Dataset excerpts:
+-------+

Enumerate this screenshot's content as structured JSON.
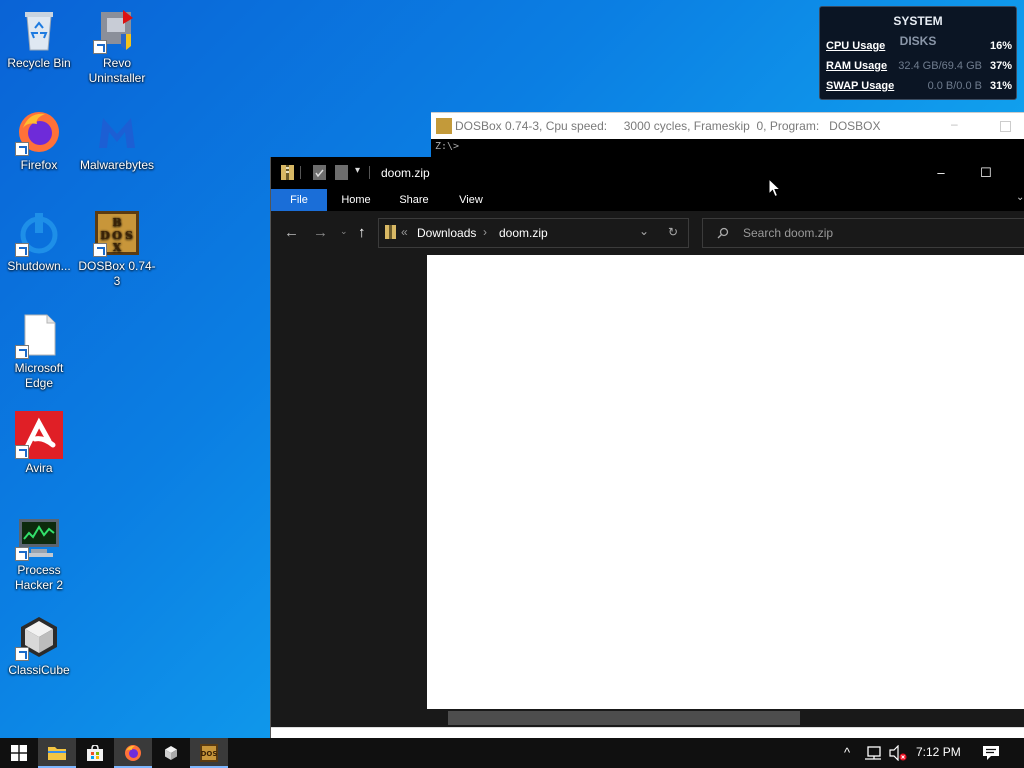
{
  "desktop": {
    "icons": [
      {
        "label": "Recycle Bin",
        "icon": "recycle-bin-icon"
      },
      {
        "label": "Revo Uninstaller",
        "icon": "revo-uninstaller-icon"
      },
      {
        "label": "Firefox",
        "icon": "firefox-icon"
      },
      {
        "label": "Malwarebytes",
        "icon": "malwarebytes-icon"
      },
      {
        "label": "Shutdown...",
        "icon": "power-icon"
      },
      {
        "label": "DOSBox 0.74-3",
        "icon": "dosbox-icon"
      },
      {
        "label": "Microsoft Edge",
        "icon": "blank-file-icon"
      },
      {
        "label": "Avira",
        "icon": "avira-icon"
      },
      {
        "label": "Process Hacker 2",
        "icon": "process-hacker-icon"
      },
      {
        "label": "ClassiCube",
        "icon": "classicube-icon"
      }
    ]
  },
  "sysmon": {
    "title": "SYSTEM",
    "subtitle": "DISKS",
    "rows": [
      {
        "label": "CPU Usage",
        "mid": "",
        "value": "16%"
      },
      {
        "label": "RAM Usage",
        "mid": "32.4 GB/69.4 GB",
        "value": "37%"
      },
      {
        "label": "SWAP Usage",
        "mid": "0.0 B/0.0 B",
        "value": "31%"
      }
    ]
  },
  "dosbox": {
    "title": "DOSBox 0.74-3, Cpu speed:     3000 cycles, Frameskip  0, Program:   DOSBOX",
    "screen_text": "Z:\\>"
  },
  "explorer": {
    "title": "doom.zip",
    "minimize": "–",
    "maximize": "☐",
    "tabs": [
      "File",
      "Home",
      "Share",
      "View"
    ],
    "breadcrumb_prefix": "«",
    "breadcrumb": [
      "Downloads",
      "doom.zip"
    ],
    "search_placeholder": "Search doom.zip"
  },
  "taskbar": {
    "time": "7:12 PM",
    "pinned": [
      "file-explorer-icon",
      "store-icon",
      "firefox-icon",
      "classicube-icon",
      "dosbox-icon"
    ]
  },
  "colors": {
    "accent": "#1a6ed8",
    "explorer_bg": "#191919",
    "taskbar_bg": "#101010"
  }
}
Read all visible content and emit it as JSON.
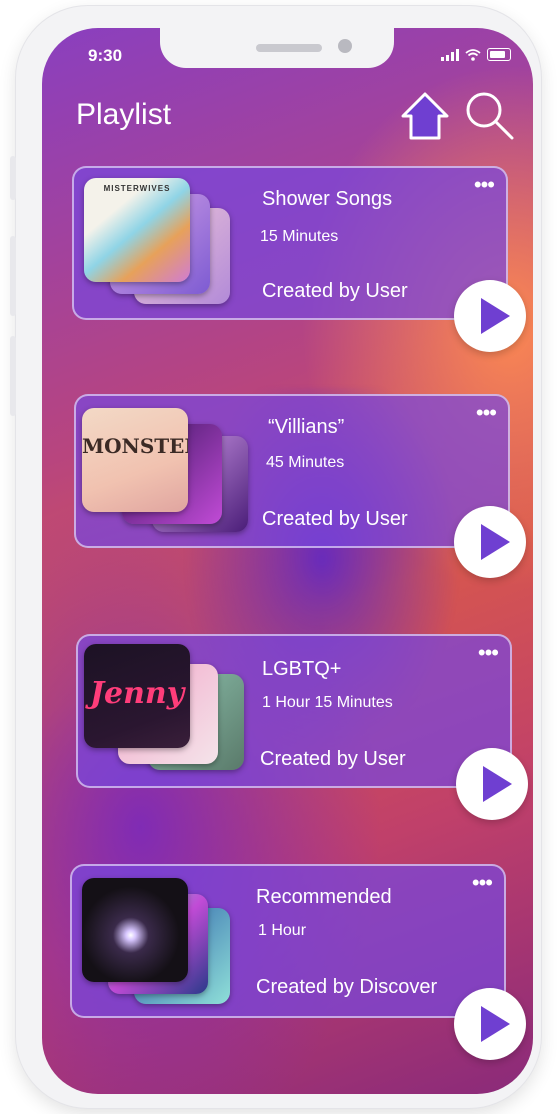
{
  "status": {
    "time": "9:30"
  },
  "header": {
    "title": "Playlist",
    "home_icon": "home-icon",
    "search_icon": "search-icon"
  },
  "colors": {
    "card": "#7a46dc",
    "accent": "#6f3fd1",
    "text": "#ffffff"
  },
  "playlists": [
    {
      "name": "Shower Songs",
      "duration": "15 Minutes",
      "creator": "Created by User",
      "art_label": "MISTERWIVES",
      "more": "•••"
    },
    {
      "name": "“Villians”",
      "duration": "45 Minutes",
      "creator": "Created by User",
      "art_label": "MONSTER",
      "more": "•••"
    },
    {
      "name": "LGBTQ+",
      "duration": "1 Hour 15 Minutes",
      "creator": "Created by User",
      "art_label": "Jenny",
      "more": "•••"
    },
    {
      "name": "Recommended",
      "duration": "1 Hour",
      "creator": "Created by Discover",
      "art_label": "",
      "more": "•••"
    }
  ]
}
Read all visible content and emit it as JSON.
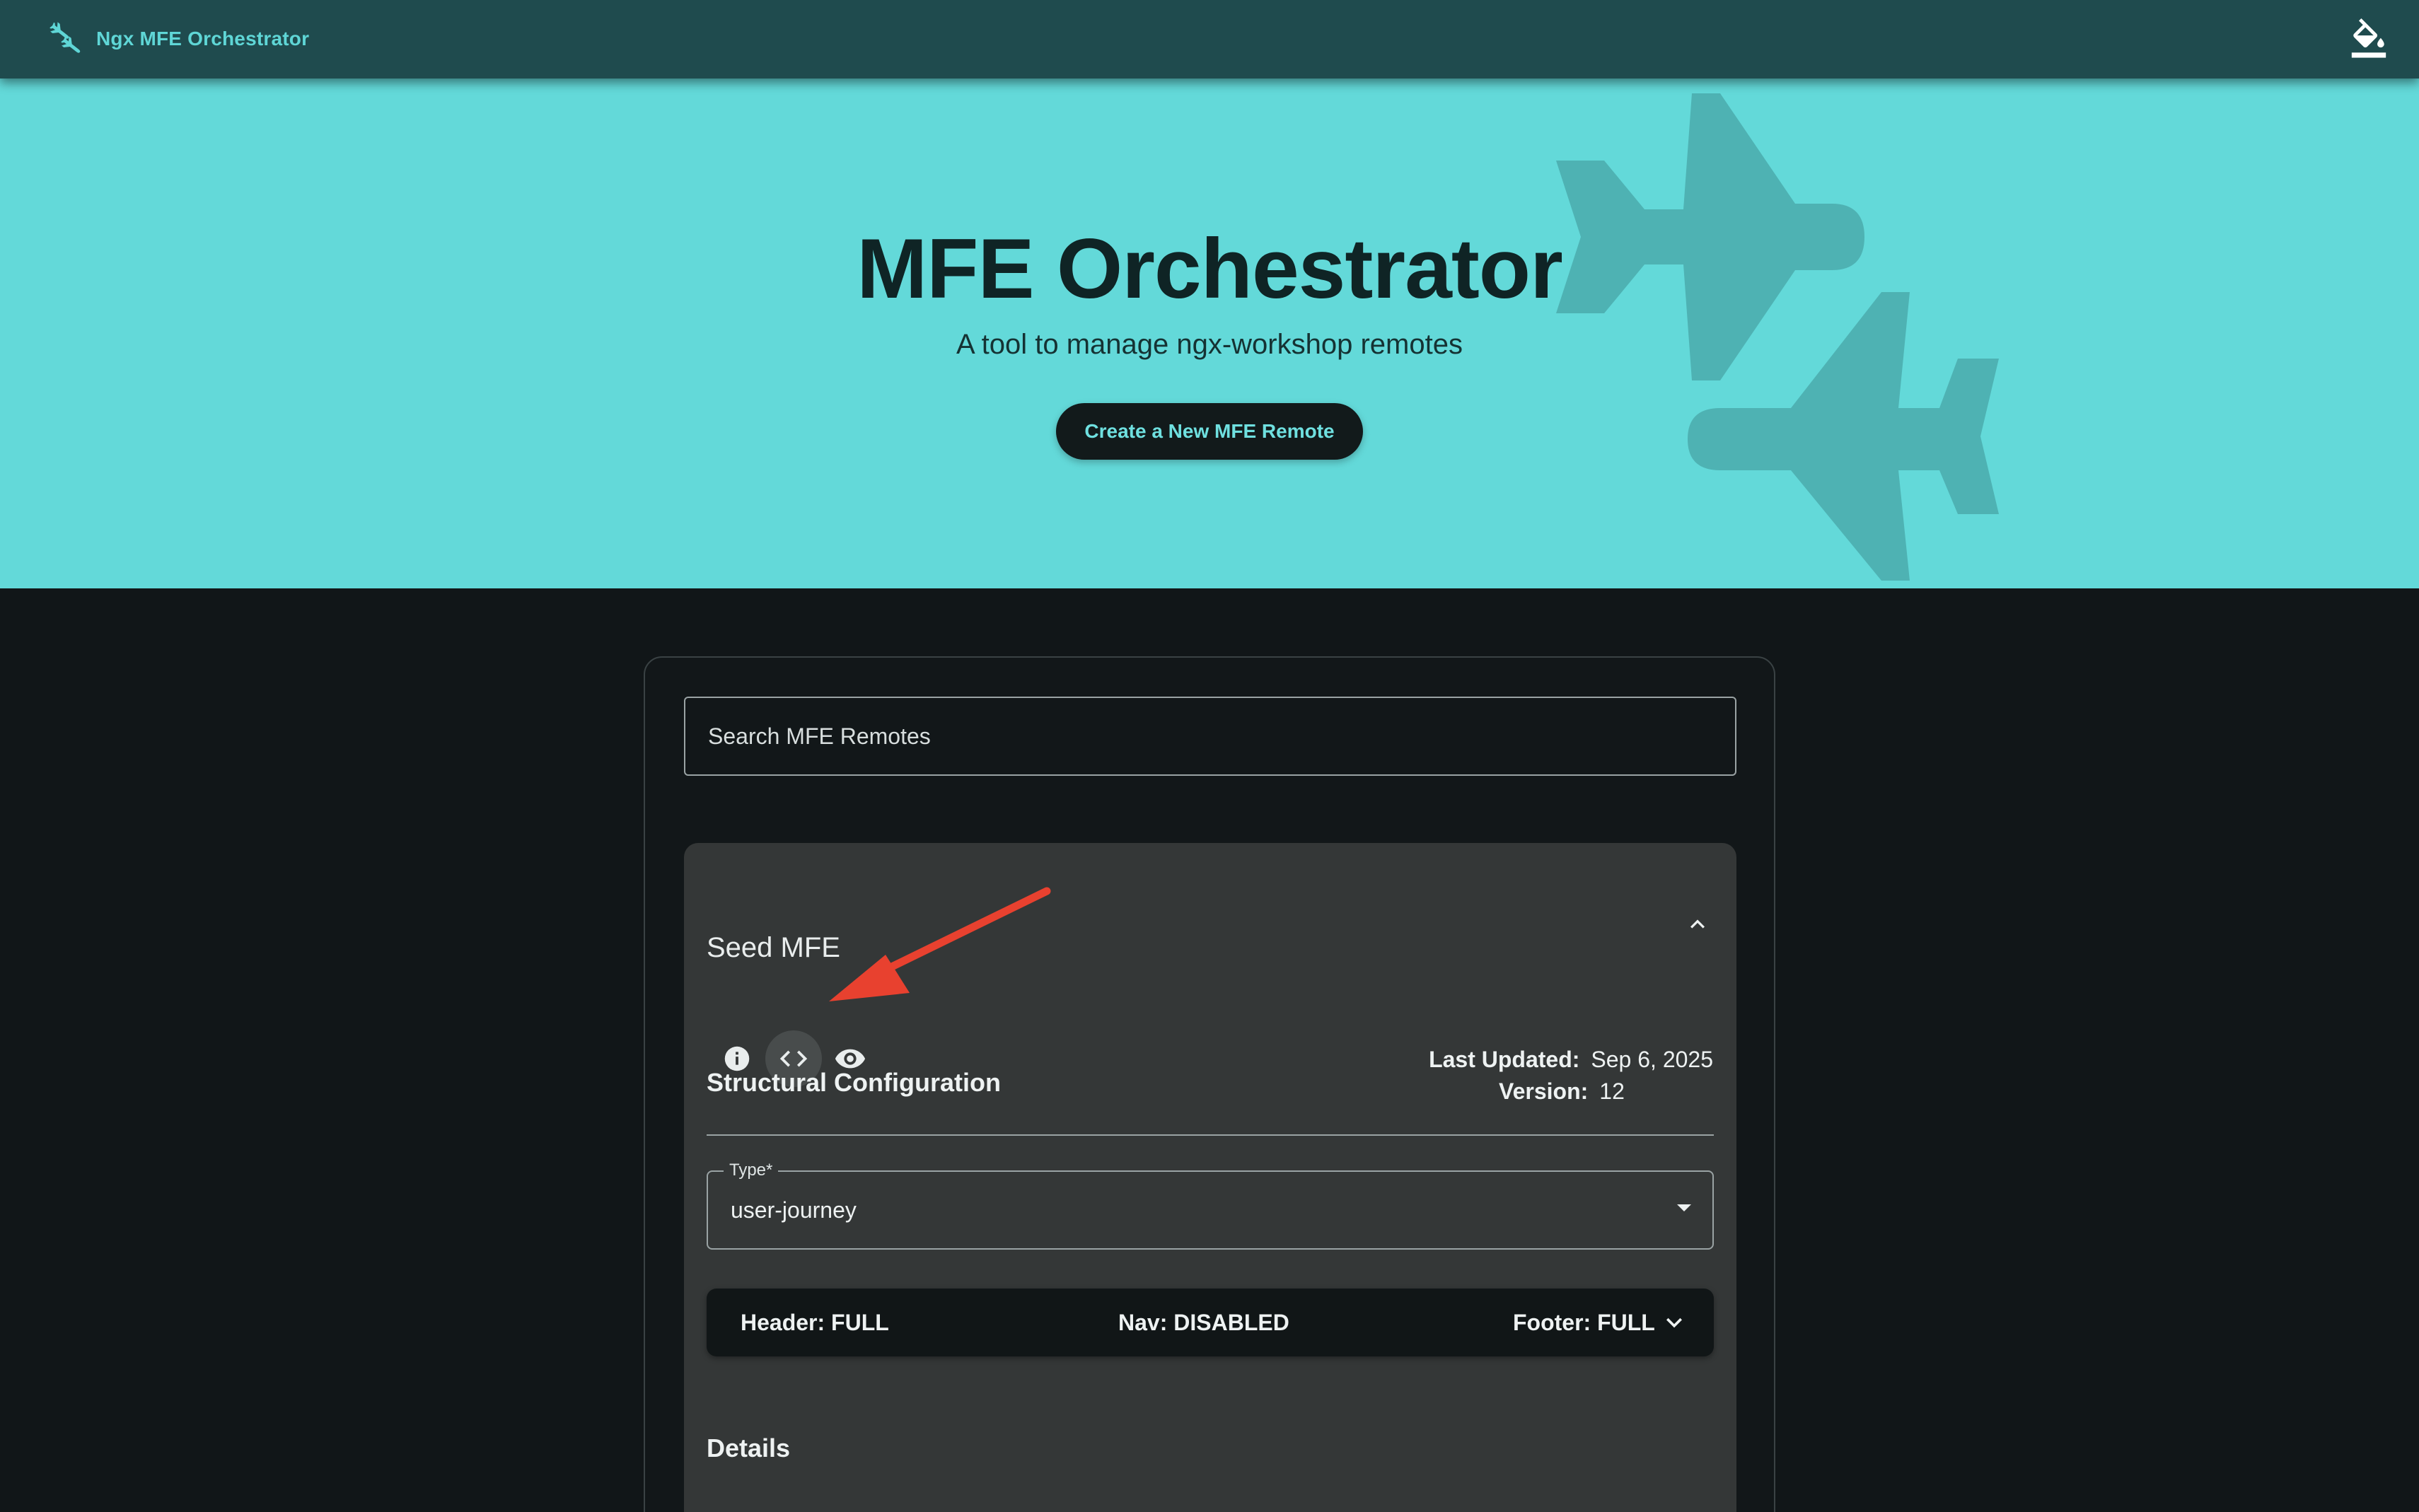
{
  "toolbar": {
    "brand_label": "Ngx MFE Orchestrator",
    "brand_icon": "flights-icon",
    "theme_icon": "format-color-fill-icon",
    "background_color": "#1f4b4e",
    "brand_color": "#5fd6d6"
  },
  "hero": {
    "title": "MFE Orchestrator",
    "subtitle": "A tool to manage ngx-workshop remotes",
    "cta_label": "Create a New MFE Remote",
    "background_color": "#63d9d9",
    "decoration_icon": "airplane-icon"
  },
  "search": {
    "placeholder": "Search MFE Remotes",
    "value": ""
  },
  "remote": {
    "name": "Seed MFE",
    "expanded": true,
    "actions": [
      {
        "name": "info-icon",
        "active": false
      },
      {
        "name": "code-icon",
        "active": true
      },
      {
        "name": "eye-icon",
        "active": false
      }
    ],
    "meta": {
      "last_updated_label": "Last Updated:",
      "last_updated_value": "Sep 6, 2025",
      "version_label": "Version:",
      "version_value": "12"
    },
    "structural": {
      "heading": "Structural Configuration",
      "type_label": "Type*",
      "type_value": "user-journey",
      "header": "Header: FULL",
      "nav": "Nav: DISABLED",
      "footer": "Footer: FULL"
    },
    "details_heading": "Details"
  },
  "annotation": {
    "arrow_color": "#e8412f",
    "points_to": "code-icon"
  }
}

+-------+

Exercise brief — Leave the pictures out and reproduce each record exactly as written.

Correct answer —
Enumerate this screenshot's content as structured JSON.
{
  "desktop": {
    "icons": [
      {
        "label": "Recycle Bin",
        "icon": "recycle-bin-icon"
      },
      {
        "label": "Revo Uninstaller",
        "icon": "revo-uninstaller-icon"
      },
      {
        "label": "Firefox",
        "icon": "firefox-icon"
      },
      {
        "label": "Malwarebytes",
        "icon": "malwarebytes-icon"
      },
      {
        "label": "Shutdown...",
        "icon": "power-icon"
      },
      {
        "label": "DOSBox 0.74-3",
        "icon": "dosbox-icon"
      },
      {
        "label": "Microsoft Edge",
        "icon": "blank-file-icon"
      },
      {
        "label": "Avira",
        "icon": "avira-icon"
      },
      {
        "label": "Process Hacker 2",
        "icon": "process-hacker-icon"
      },
      {
        "label": "ClassiCube",
        "icon": "classicube-icon"
      }
    ]
  },
  "sysmon": {
    "title": "SYSTEM",
    "subtitle": "DISKS",
    "rows": [
      {
        "label": "CPU Usage",
        "mid": "",
        "value": "16%"
      },
      {
        "label": "RAM Usage",
        "mid": "32.4 GB/69.4 GB",
        "value": "37%"
      },
      {
        "label": "SWAP Usage",
        "mid": "0.0 B/0.0 B",
        "value": "31%"
      }
    ]
  },
  "dosbox": {
    "title": "DOSBox 0.74-3, Cpu speed:     3000 cycles, Frameskip  0, Program:   DOSBOX",
    "screen_text": "Z:\\>"
  },
  "explorer": {
    "title": "doom.zip",
    "minimize": "–",
    "maximize": "☐",
    "tabs": [
      "File",
      "Home",
      "Share",
      "View"
    ],
    "breadcrumb_prefix": "«",
    "breadcrumb": [
      "Downloads",
      "doom.zip"
    ],
    "search_placeholder": "Search doom.zip"
  },
  "taskbar": {
    "time": "7:12 PM",
    "pinned": [
      "file-explorer-icon",
      "store-icon",
      "firefox-icon",
      "classicube-icon",
      "dosbox-icon"
    ]
  },
  "colors": {
    "accent": "#1a6ed8",
    "explorer_bg": "#191919",
    "taskbar_bg": "#101010"
  }
}
Read all visible content and emit it as JSON.
{
  "status": {
    "time": "9:30"
  },
  "header": {
    "title": "Playlist",
    "home_icon": "home-icon",
    "search_icon": "search-icon"
  },
  "colors": {
    "card": "#7a46dc",
    "accent": "#6f3fd1",
    "text": "#ffffff"
  },
  "playlists": [
    {
      "name": "Shower Songs",
      "duration": "15 Minutes",
      "creator": "Created by User",
      "art_label": "MISTERWIVES",
      "more": "•••"
    },
    {
      "name": "“Villians”",
      "duration": "45 Minutes",
      "creator": "Created by User",
      "art_label": "MONSTER",
      "more": "•••"
    },
    {
      "name": "LGBTQ+",
      "duration": "1 Hour 15 Minutes",
      "creator": "Created by User",
      "art_label": "Jenny",
      "more": "•••"
    },
    {
      "name": "Recommended",
      "duration": "1 Hour",
      "creator": "Created by Discover",
      "art_label": "",
      "more": "•••"
    }
  ]
}
Read all visible content and emit it as JSON.
{
  "toolbar": {
    "brand_label": "Ngx MFE Orchestrator",
    "brand_icon": "flights-icon",
    "theme_icon": "format-color-fill-icon",
    "background_color": "#1f4b4e",
    "brand_color": "#5fd6d6"
  },
  "hero": {
    "title": "MFE Orchestrator",
    "subtitle": "A tool to manage ngx-workshop remotes",
    "cta_label": "Create a New MFE Remote",
    "background_color": "#63d9d9",
    "decoration_icon": "airplane-icon"
  },
  "search": {
    "placeholder": "Search MFE Remotes",
    "value": ""
  },
  "remote": {
    "name": "Seed MFE",
    "expanded": true,
    "actions": [
      {
        "name": "info-icon",
        "active": false
      },
      {
        "name": "code-icon",
        "active": true
      },
      {
        "name": "eye-icon",
        "active": false
      }
    ],
    "meta": {
      "last_updated_label": "Last Updated:",
      "last_updated_value": "Sep 6, 2025",
      "version_label": "Version:",
      "version_value": "12"
    },
    "structural": {
      "heading": "Structural Configuration",
      "type_label": "Type*",
      "type_value": "user-journey",
      "header": "Header: FULL",
      "nav": "Nav: DISABLED",
      "footer": "Footer: FULL"
    },
    "details_heading": "Details"
  },
  "annotation": {
    "arrow_color": "#e8412f",
    "points_to": "code-icon"
  }
}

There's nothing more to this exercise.